### Gezeigter Textausschnitt
„Ich brauche Druck, um inspiriert zu sein“

Gesund bleiben in stressigen Berufen (4): Backnangs Oberbürgermeister Frank Nopper schätzt die Ruhe am Abend

Als Oberhaupt einer Stadt mit fast 37000 Einwohnern hat Frank Nopper quasi nie Feierabend. Das macht dem 57-Jährigen allerdings wenig aus. Er mag seinen Beruf und ist nach eigenen Angaben fast schon ein Workaholic – allerdings ein ausgeglichener. Trotzdem sucht er sich bewusst Momente der Ruhe, ganz für sich allein.

„Ich brauche Druck, um inspiriert zu sein“

Bei einer guten Tasse Kaffee entspannt Frank Nopper auch gerne einmal zwischendurch in seinem Büro. Foto: J. Fiedler

Von Silke Latzel

BACKNANG. Oberbürgermeister. Allein das Wort klingt schon nach sehr viel Verantwortung. Wenn Frank Nopper auf der Straße unterwegs ist, ist er eigentlich nie Privatperson – man kennt ihn und erkennt ihn. Feierabend um 17 Uhr? Undenkbar. Denn Oberbürgermeister sein ist mehr als ein Beruf, bei dem man nach Feierabend nicht mehr erreichbar sein muss. „Ich kann nicht einfach in der Jogginghose rumlaufen, ich bin jederzeit ansprechbar, für Kollegen, Bürger, Kreisräte... Eigentlich bin ich auch in meiner Freizeit immer auf Stand-by, weil ich ja weiß, dass im nächsten Moment der Oberbürgermeister wieder gebraucht werden könnte.“ Nopper ergänzt lachend: „Im Grunde habe ich weder Arbeit noch Freizeit, das ist eher so ein Mischding und oft auch fremdgesteuert.“ Trotzdem mag Frank Nopper seinen Beruf und ist gerne Stadtoberhaupt. Einen Ausgleich zum stressigen Beruf findet er durch Sport, Urlaub und Bücher.

Arbeitszeiten: „Ich wurde quasi zum Nachtmenschen erzogen“, sagt Frank Nopper und lacht. „Während meines Jurastudiums hatten wir nie eine Vorlesung, die vor 9.15 Uhr begonnen hat. Ich war noch nie ein Frühaufsteher.“ Wie lang Nopper im Rathaus ist und arbeitet, ist vor allem „sitzungsbedingt“, wie er sagt. „Je nachdem ob eine Sitzung ist und wie lange sie dauert.“ Im Schnitt arbeite er zwölf Stunden täglich.

### Gegebene Datensätze
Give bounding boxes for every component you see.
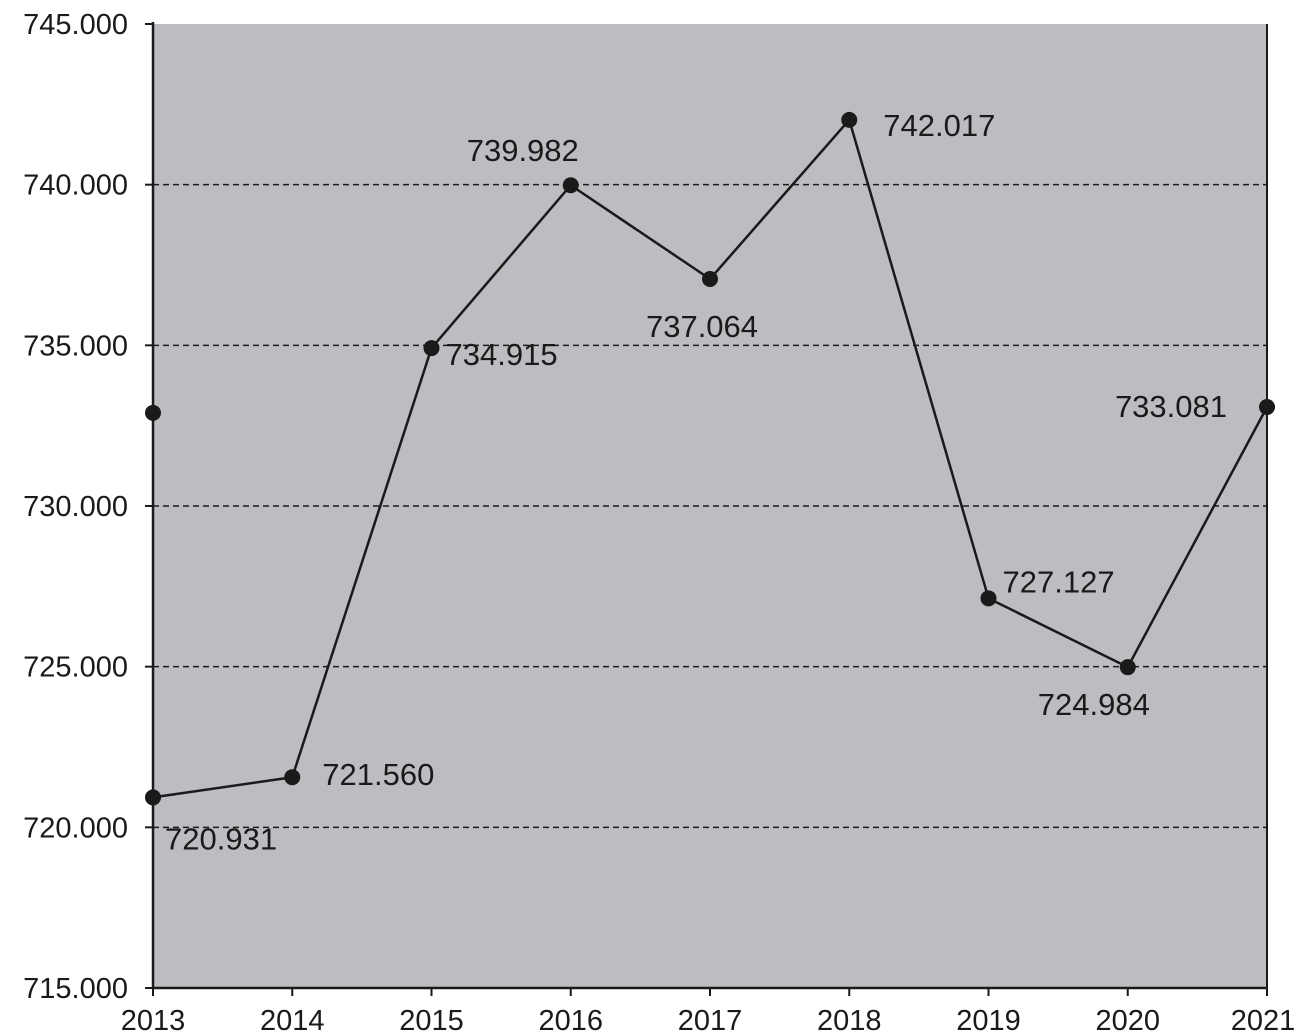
data-point (980, 590, 997, 607)
data-label: 739.982 (467, 133, 579, 168)
data-point (1259, 398, 1275, 415)
data-point (562, 177, 579, 194)
y-tick-label: 720.000 (23, 812, 128, 844)
x-axis-ticks: 2013 2014 2015 2016 2017 2018 2019 2020 2021 (121, 988, 1296, 1036)
extra-data-point (145, 404, 161, 421)
data-point (145, 789, 161, 806)
data-point (423, 340, 440, 357)
data-label: 724.984 (1038, 687, 1150, 722)
data-point (1119, 659, 1136, 676)
x-tick-label: 2021 (1231, 1005, 1296, 1036)
y-axis-ticks: 715.000 720.000 725.000 730.000 735.000 740.0… (23, 9, 153, 1005)
data-label: 737.064 (646, 309, 758, 344)
y-tick-label: 730.000 (23, 491, 128, 523)
x-tick-label: 2015 (399, 1005, 464, 1036)
data-label: 727.127 (1003, 564, 1115, 599)
data-label: 721.560 (322, 757, 434, 792)
gridlines (153, 183, 1267, 829)
x-tick-label: 2018 (817, 1005, 882, 1036)
data-label: 720.931 (165, 821, 277, 856)
x-tick-label: 2017 (678, 1005, 743, 1036)
x-tick-label: 2013 (121, 1005, 186, 1036)
data-label: 734.915 (446, 337, 558, 372)
data-point (702, 271, 718, 288)
y-tick-label: 745.000 (23, 9, 128, 41)
data-point (284, 769, 301, 786)
y-tick-label: 725.000 (23, 652, 128, 684)
x-tick-label: 2020 (1095, 1005, 1160, 1036)
y-tick-label: 740.000 (23, 170, 128, 202)
series (145, 111, 1275, 806)
data-labels: 720.931 721.560 734.915 739.982 737.064 742.0… (165, 108, 1227, 857)
plot-area (153, 24, 1267, 988)
data-point (841, 111, 858, 128)
data-label: 733.081 (1115, 389, 1227, 424)
x-tick-label: 2014 (260, 1005, 325, 1036)
x-tick-label: 2019 (956, 1005, 1021, 1036)
x-tick-label: 2016 (538, 1005, 603, 1036)
y-tick-label: 735.000 (23, 330, 128, 362)
y-tick-label: 715.000 (23, 973, 128, 1005)
data-label: 742.017 (883, 108, 995, 143)
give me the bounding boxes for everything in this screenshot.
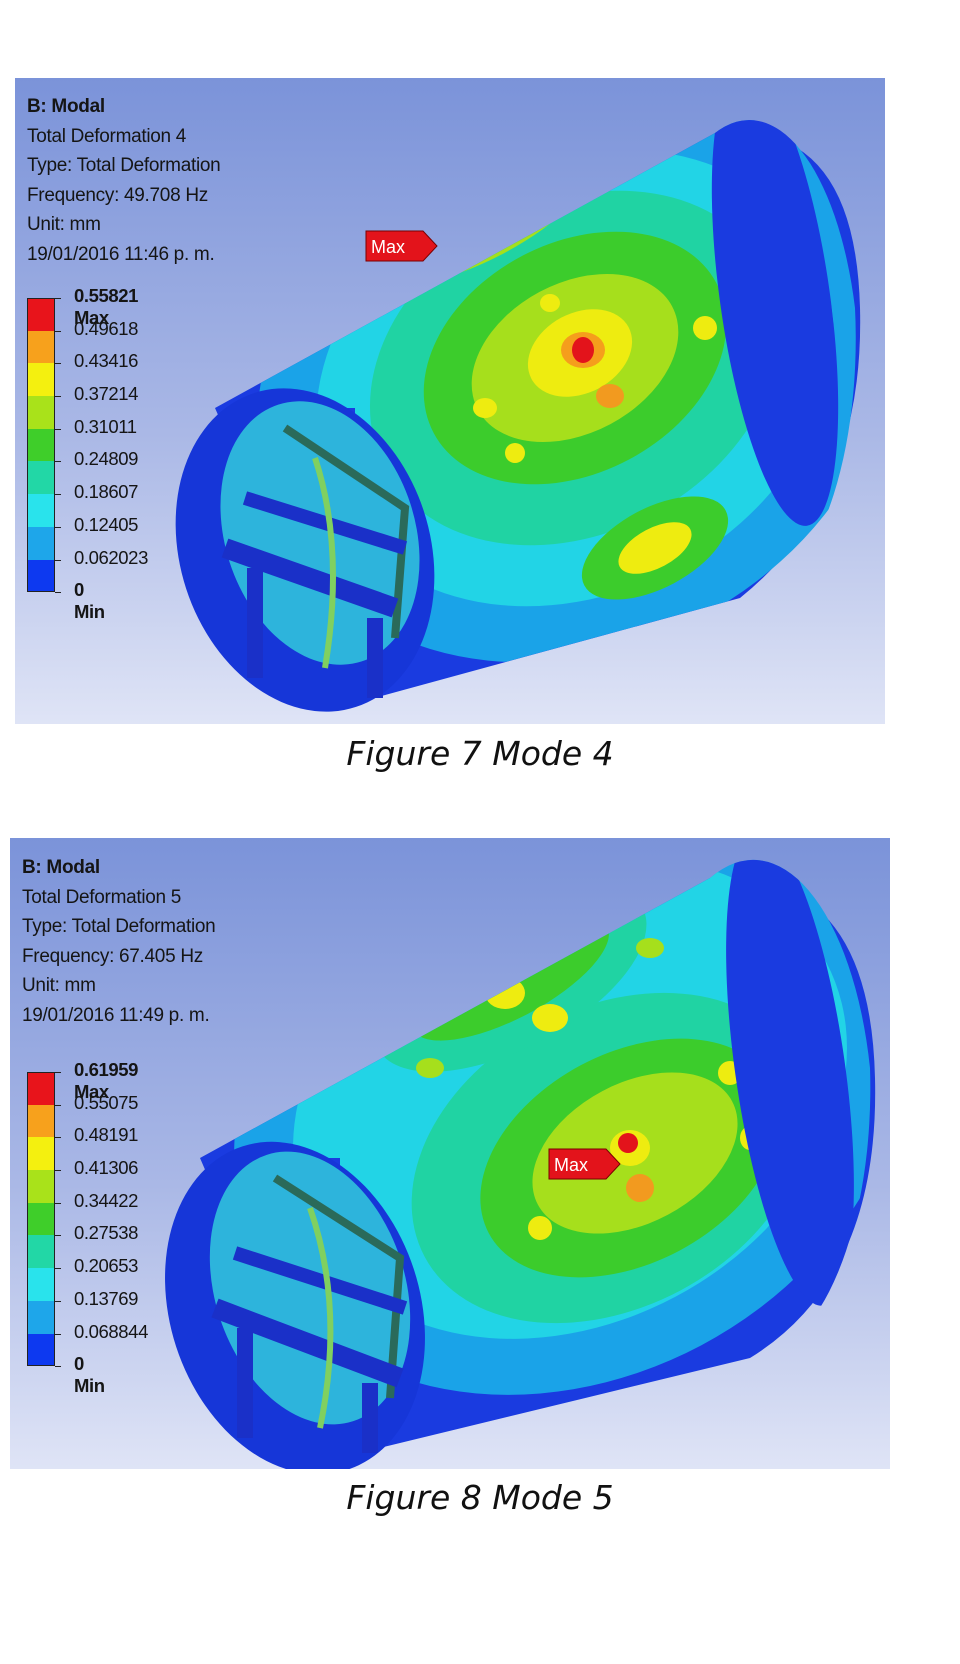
legend-value: 0.13769 xyxy=(74,1287,139,1309)
legend-value: 0.18607 xyxy=(74,481,139,503)
result-unit: Unit: mm xyxy=(22,975,96,996)
legend-tick xyxy=(55,1104,61,1106)
legend-frame xyxy=(27,1072,55,1367)
legend-value: 0.34422 xyxy=(74,1189,139,1211)
analysis-title: B: Modal xyxy=(27,96,105,117)
result-info: B: Modal Total Deformation 5 Type: Total… xyxy=(22,853,216,1030)
legend-value: 0.43416 xyxy=(74,350,139,372)
legend-swatch xyxy=(27,1137,55,1171)
result-view-mode-5: B: Modal Total Deformation 5 Type: Total… xyxy=(10,838,890,1469)
legend-value: 0.37214 xyxy=(74,383,139,405)
result-type: Type: Total Deformation xyxy=(27,155,221,176)
legend-tick xyxy=(55,461,61,463)
legend-swatch xyxy=(27,396,55,429)
max-tag-label: Max xyxy=(371,237,405,257)
result-unit: Unit: mm xyxy=(27,214,101,235)
legend-value: 0.55821 Max xyxy=(74,285,139,328)
legend-tick xyxy=(55,1202,61,1204)
legend-swatch xyxy=(27,559,55,593)
legend-tick xyxy=(55,1170,61,1172)
legend-swatch xyxy=(27,461,55,495)
legend-value: 0.48191 xyxy=(74,1124,139,1146)
legend-value: 0.062023 xyxy=(74,546,148,568)
legend-value: 0 Min xyxy=(74,579,105,623)
legend-tick xyxy=(55,428,61,430)
legend-value: 0.20653 xyxy=(74,1255,139,1277)
figure-caption-8: Figure 8 Mode 5 xyxy=(346,1478,614,1517)
legend-swatch xyxy=(27,428,55,462)
legend-value: 0 Min xyxy=(74,1353,105,1397)
legend-swatch xyxy=(27,1104,55,1138)
legend-value: 0.61959 Max xyxy=(74,1059,139,1102)
deformed-cylinder-mode-5 xyxy=(165,859,876,1469)
legend-tick xyxy=(55,526,61,528)
legend-swatch xyxy=(27,494,55,527)
legend-value: 0.41306 xyxy=(74,1157,139,1179)
legend-tick xyxy=(55,559,61,561)
max-probe-tag: Max xyxy=(548,1148,621,1180)
legend-swatch xyxy=(27,1300,55,1334)
legend-tick xyxy=(55,1300,61,1302)
legend-tick xyxy=(55,592,61,594)
legend-swatch xyxy=(27,1170,55,1203)
legend-tick xyxy=(55,1072,61,1073)
legend-swatch xyxy=(27,298,55,331)
legend-value: 0.27538 xyxy=(74,1222,139,1244)
legend-swatch xyxy=(27,1333,55,1367)
legend-tick xyxy=(55,1268,61,1270)
legend-swatch xyxy=(27,330,55,364)
legend-value: 0.55075 xyxy=(74,1091,139,1113)
legend-tick xyxy=(55,494,61,496)
legend-swatch xyxy=(27,526,55,560)
legend-tick xyxy=(55,1333,61,1335)
result-date: 19/01/2016 11:46 p. m. xyxy=(27,243,215,265)
legend-tick xyxy=(55,1235,61,1237)
max-probe-tag: Max xyxy=(365,230,438,262)
legend-value: 0.24809 xyxy=(74,448,139,470)
legend-tick xyxy=(55,330,61,332)
result-frequency: Frequency: 67.405 Hz xyxy=(22,945,203,967)
legend-value: 0.068844 xyxy=(74,1320,148,1342)
legend-tick xyxy=(55,298,61,299)
legend-tick xyxy=(55,363,61,365)
result-info: B: Modal Total Deformation 4 Type: Total… xyxy=(27,92,221,269)
result-name: Total Deformation 5 xyxy=(22,886,182,908)
deformed-cylinder-mode-4 xyxy=(175,120,861,712)
legend-value: 0.12405 xyxy=(74,513,139,535)
legend-value: 0.31011 xyxy=(74,415,137,437)
legend-value: 0.49618 xyxy=(74,317,139,339)
legend-swatch xyxy=(27,1268,55,1301)
legend-tick xyxy=(55,1137,61,1139)
analysis-title: B: Modal xyxy=(22,857,100,878)
result-view-mode-4: B: Modal Total Deformation 4 Type: Total… xyxy=(15,78,885,724)
legend-frame xyxy=(27,298,55,593)
max-tag-label: Max xyxy=(554,1155,588,1175)
legend-swatch xyxy=(27,363,55,397)
result-name: Total Deformation 4 xyxy=(27,125,187,147)
result-date: 19/01/2016 11:49 p. m. xyxy=(22,1004,210,1026)
legend-tick xyxy=(55,396,61,398)
legend-swatch xyxy=(27,1072,55,1105)
figure-caption-7: Figure 7 Mode 4 xyxy=(346,734,614,773)
result-frequency: Frequency: 49.708 Hz xyxy=(27,184,208,206)
result-type: Type: Total Deformation xyxy=(22,916,216,937)
legend-swatch xyxy=(27,1202,55,1236)
legend-tick xyxy=(55,1366,61,1368)
legend-swatch xyxy=(27,1235,55,1269)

### Ziele
1. Geben Sie die Passage des Artikels über Frank Nopper von „Als Oberhaupt einer“ bis „für sich allein.“ wortgetreu wieder.
2. Wie viele Stunden arbeitet der Oberbürgermeister laut dem Artikel über Frank Nopper durchschnittlich pro Tag?
Die Datensätze werden für die Bearbeitung nicht benötigt.

### Antworten
1.
Als Oberhaupt einer Stadt mit fast 37000 Einwohnern hat Frank Nopper quasi nie Feierabend. Das macht dem 57-Jährigen allerdings wenig aus. Er mag seinen Beruf und ist nach eigenen Angaben fast schon ein Workaholic – allerdings ein ausgeglichener. Trotzdem sucht er sich bewusst Momente der Ruhe, ganz für sich allein.

2. Im Schnitt zwölf Stunden täglich.